## Task objective
In the forum thread on giving input to a multiple-input deep neural network, what format is the poster's data already in?

## Document segment

===============

How to provide input without datastore to multiple input deep neural network?

Question

Shilpa Sonawane el 11 de Abr. de 2023

0
Enlazar

Enlace directo a esta pregunta

https://es.mathworks.com/matlabcentral/answers/1944889-how-to-provide-input-without-datastore-to-multiple-input-deep-neural-network

Comentada: Shilpa Sonawane el 14 de Abr. de 2023

I have used the network shown in fig which takes 2 inputs namely video input(no. of images) & second is mfcc of audio signal of same image. I have used fileDatastore commands to store training data and validation data. Would you please guide how to provide training and validation data without filestore? I already have data in 4-D array.

Please provide solution

My aim is to generate mfcc from lip images. i have trained network with lip images & corresponding mffcc then output of both networks are added together and provided to 3rd neural network as shown in fig. I trained the network. But I am unable to find output of network i.e. generated mfcc.

===============

## Supplied data
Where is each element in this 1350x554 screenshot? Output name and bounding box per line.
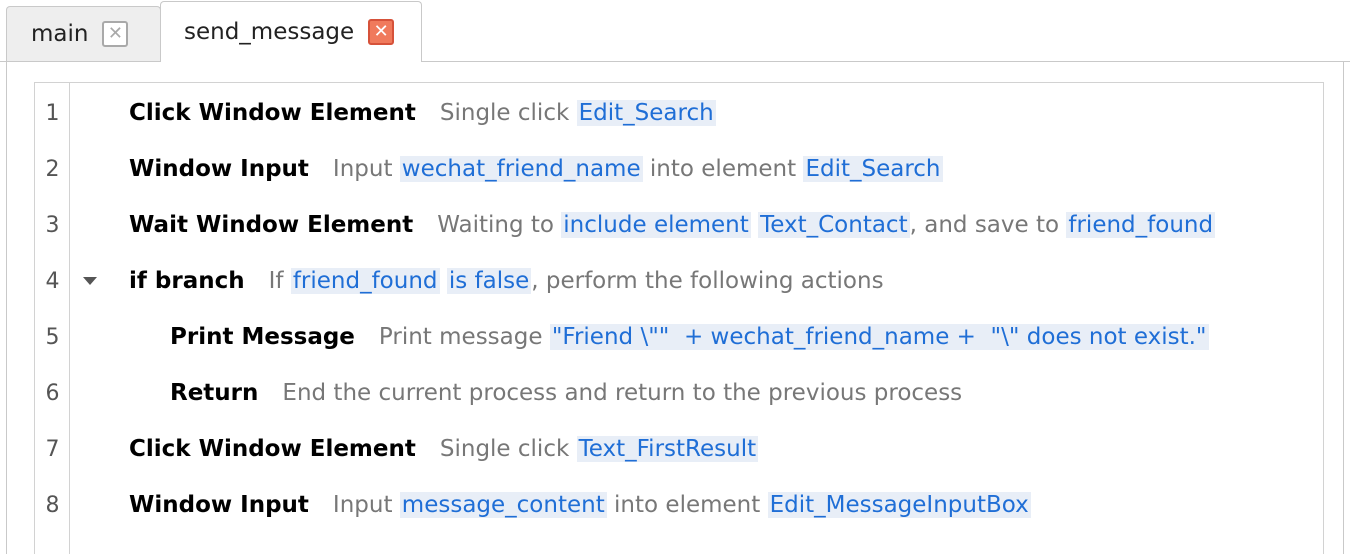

===============

## Complete response
A 4-D array.